(What you will do): Set down every entry word for word. Omit the pictures.

Input data start

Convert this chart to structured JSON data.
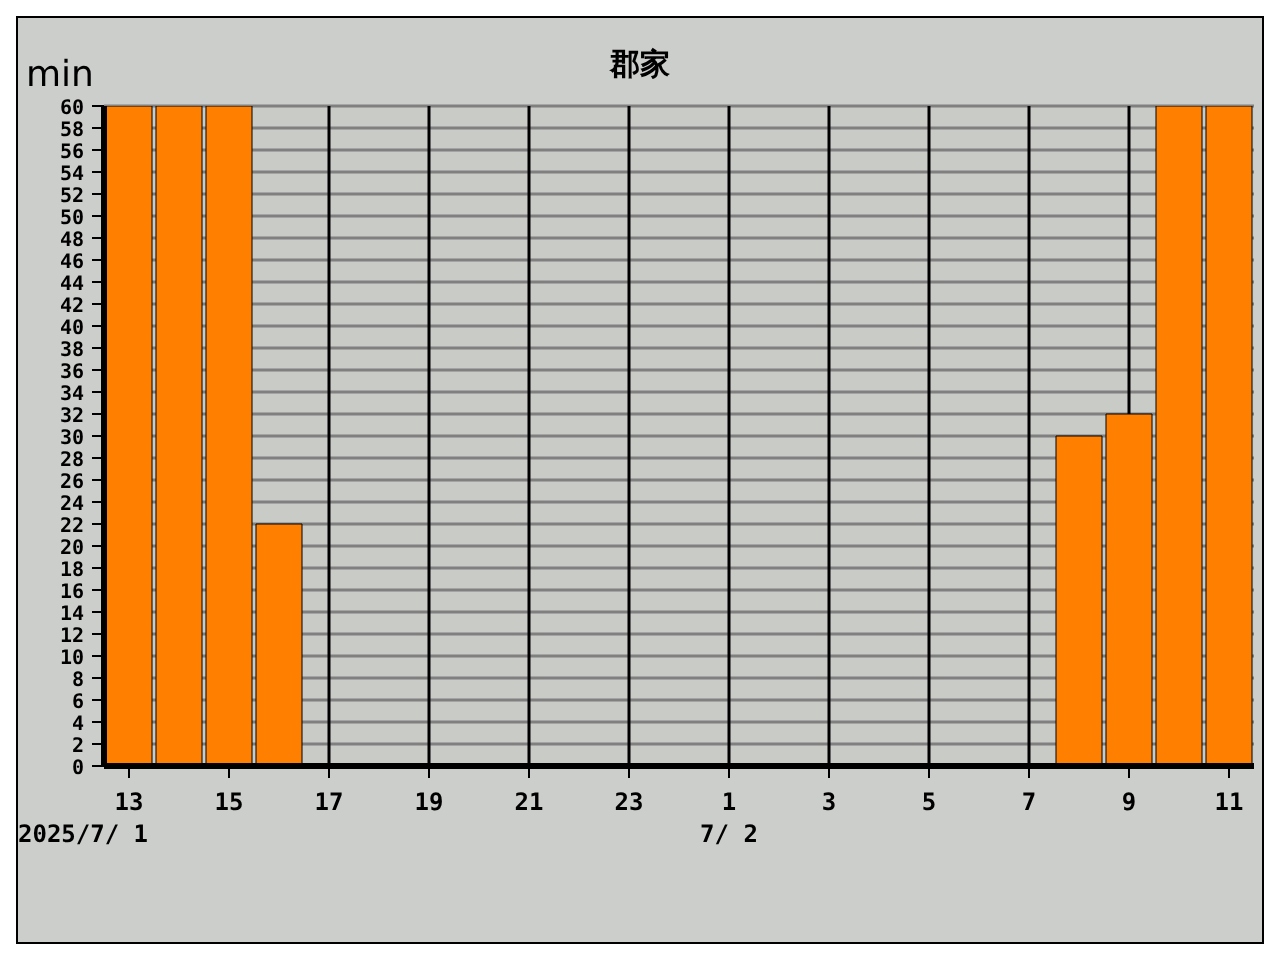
{
  "chart_data": {
    "type": "bar",
    "title": "郡家",
    "ylabel": "min",
    "categories": [
      "13",
      null,
      "15",
      null,
      "17",
      null,
      "19",
      null,
      "21",
      null,
      "23",
      null,
      "1",
      null,
      "3",
      null,
      "5",
      null,
      "7",
      null,
      "9",
      null,
      "11"
    ],
    "values": [
      60,
      60,
      60,
      22,
      0,
      0,
      0,
      0,
      0,
      0,
      0,
      0,
      0,
      0,
      0,
      0,
      0,
      0,
      0,
      30,
      32,
      60,
      60
    ],
    "color": "#ff8000",
    "ylim": [
      0,
      60
    ],
    "yticks": [
      0,
      2,
      4,
      6,
      8,
      10,
      12,
      14,
      16,
      18,
      20,
      22,
      24,
      26,
      28,
      30,
      32,
      34,
      36,
      38,
      40,
      42,
      44,
      46,
      48,
      50,
      52,
      54,
      56,
      58,
      60
    ],
    "annotations": [
      "2025/7/ 1",
      "7/ 2"
    ],
    "grid": true
  }
}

Input data end

(Exercise solution):
Convert this chart to structured JSON data.
{
  "chart_data": {
    "type": "bar",
    "title": "郡家",
    "ylabel": "min",
    "categories": [
      "13",
      null,
      "15",
      null,
      "17",
      null,
      "19",
      null,
      "21",
      null,
      "23",
      null,
      "1",
      null,
      "3",
      null,
      "5",
      null,
      "7",
      null,
      "9",
      null,
      "11"
    ],
    "values": [
      60,
      60,
      60,
      22,
      0,
      0,
      0,
      0,
      0,
      0,
      0,
      0,
      0,
      0,
      0,
      0,
      0,
      0,
      0,
      30,
      32,
      60,
      60
    ],
    "color": "#ff8000",
    "ylim": [
      0,
      60
    ],
    "yticks": [
      0,
      2,
      4,
      6,
      8,
      10,
      12,
      14,
      16,
      18,
      20,
      22,
      24,
      26,
      28,
      30,
      32,
      34,
      36,
      38,
      40,
      42,
      44,
      46,
      48,
      50,
      52,
      54,
      56,
      58,
      60
    ],
    "annotations": [
      "2025/7/ 1",
      "7/ 2"
    ],
    "grid": true
  }
}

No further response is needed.